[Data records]
§ §
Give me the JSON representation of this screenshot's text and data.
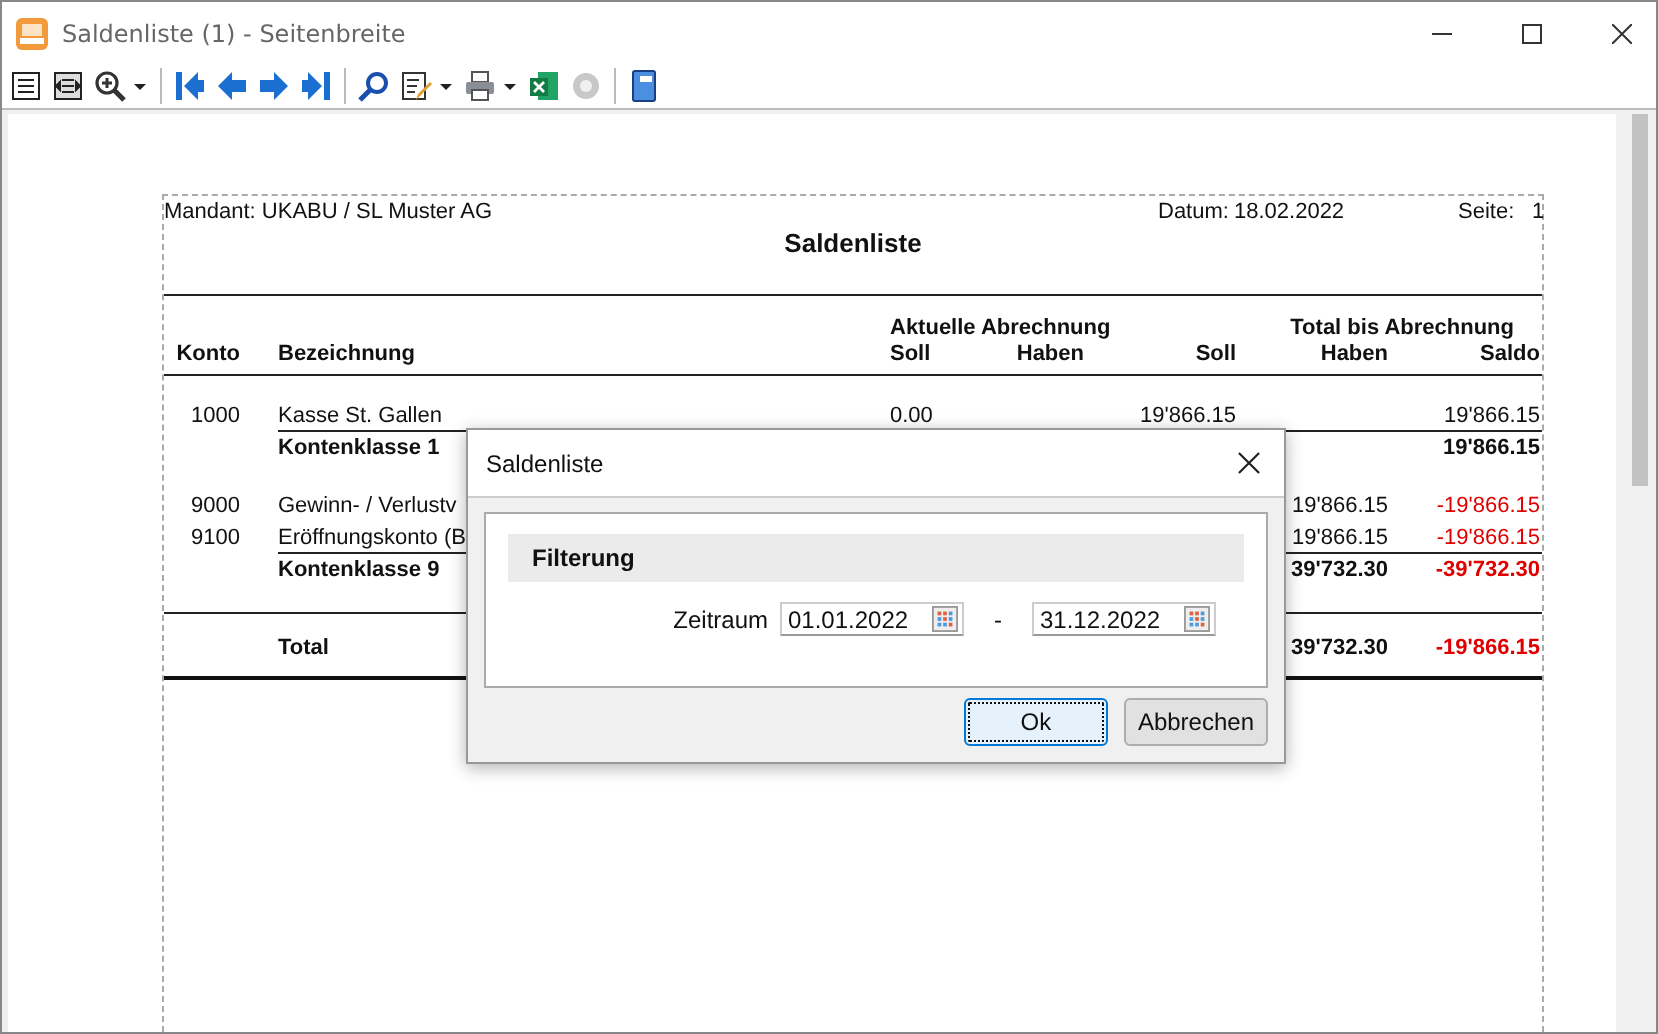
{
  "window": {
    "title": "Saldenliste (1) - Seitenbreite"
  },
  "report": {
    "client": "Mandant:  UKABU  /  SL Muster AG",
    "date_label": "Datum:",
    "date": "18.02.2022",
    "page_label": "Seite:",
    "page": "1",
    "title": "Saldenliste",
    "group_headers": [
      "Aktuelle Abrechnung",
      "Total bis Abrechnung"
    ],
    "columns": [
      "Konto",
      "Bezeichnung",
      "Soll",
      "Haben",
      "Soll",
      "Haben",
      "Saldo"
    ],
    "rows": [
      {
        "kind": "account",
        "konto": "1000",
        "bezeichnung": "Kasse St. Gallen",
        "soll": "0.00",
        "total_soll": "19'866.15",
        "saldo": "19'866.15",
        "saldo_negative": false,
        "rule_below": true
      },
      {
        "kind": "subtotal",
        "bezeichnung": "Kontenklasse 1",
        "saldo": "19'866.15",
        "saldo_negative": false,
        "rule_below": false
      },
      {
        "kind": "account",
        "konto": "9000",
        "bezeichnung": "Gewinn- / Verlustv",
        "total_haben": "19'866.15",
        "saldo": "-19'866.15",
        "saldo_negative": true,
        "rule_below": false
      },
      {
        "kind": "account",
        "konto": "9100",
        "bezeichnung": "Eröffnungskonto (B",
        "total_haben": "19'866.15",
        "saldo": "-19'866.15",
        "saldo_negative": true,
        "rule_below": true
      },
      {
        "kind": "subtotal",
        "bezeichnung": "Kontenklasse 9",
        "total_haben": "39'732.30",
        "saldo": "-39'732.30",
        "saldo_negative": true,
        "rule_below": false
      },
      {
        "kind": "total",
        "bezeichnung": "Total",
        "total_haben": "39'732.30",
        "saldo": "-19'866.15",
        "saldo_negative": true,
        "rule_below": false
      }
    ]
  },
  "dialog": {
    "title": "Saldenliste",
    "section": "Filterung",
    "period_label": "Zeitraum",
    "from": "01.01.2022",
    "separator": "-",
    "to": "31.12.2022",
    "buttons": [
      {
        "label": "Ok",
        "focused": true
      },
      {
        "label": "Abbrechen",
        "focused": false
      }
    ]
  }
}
§ §
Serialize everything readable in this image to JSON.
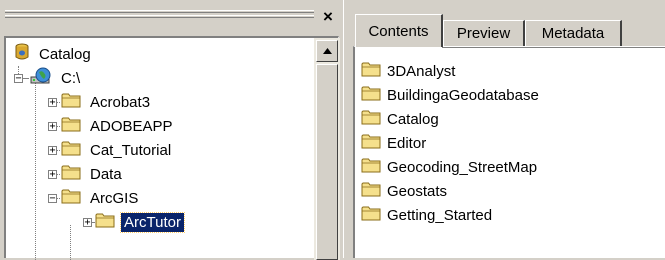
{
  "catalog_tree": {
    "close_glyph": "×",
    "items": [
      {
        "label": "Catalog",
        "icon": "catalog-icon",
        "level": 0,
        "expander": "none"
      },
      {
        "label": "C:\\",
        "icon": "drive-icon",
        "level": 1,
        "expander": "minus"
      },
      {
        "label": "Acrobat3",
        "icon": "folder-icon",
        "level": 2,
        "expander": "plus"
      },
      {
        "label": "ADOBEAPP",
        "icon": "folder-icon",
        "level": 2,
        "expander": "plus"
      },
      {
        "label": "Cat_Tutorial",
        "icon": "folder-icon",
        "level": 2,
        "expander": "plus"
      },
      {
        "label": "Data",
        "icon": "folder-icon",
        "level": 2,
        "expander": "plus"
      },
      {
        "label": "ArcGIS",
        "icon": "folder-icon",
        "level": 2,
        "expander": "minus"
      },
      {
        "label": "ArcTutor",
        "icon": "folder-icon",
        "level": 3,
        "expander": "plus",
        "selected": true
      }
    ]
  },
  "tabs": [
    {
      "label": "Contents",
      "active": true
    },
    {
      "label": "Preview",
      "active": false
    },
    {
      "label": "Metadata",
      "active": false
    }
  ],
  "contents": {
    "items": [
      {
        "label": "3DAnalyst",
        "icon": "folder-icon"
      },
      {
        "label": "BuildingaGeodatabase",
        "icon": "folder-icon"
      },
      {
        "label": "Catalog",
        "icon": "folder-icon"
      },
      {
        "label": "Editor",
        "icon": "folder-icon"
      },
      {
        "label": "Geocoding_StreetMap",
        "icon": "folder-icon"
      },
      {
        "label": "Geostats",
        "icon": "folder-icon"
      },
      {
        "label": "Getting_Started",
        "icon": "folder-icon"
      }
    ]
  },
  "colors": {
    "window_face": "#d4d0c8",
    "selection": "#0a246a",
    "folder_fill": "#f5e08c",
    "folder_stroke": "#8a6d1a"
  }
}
§ §
What to produce: Collect each line containing the string "Kontenklasse".

The solution:
        "bezeichnung": "Kontenklasse 1",
        "bezeichnung": "Kontenklasse 9",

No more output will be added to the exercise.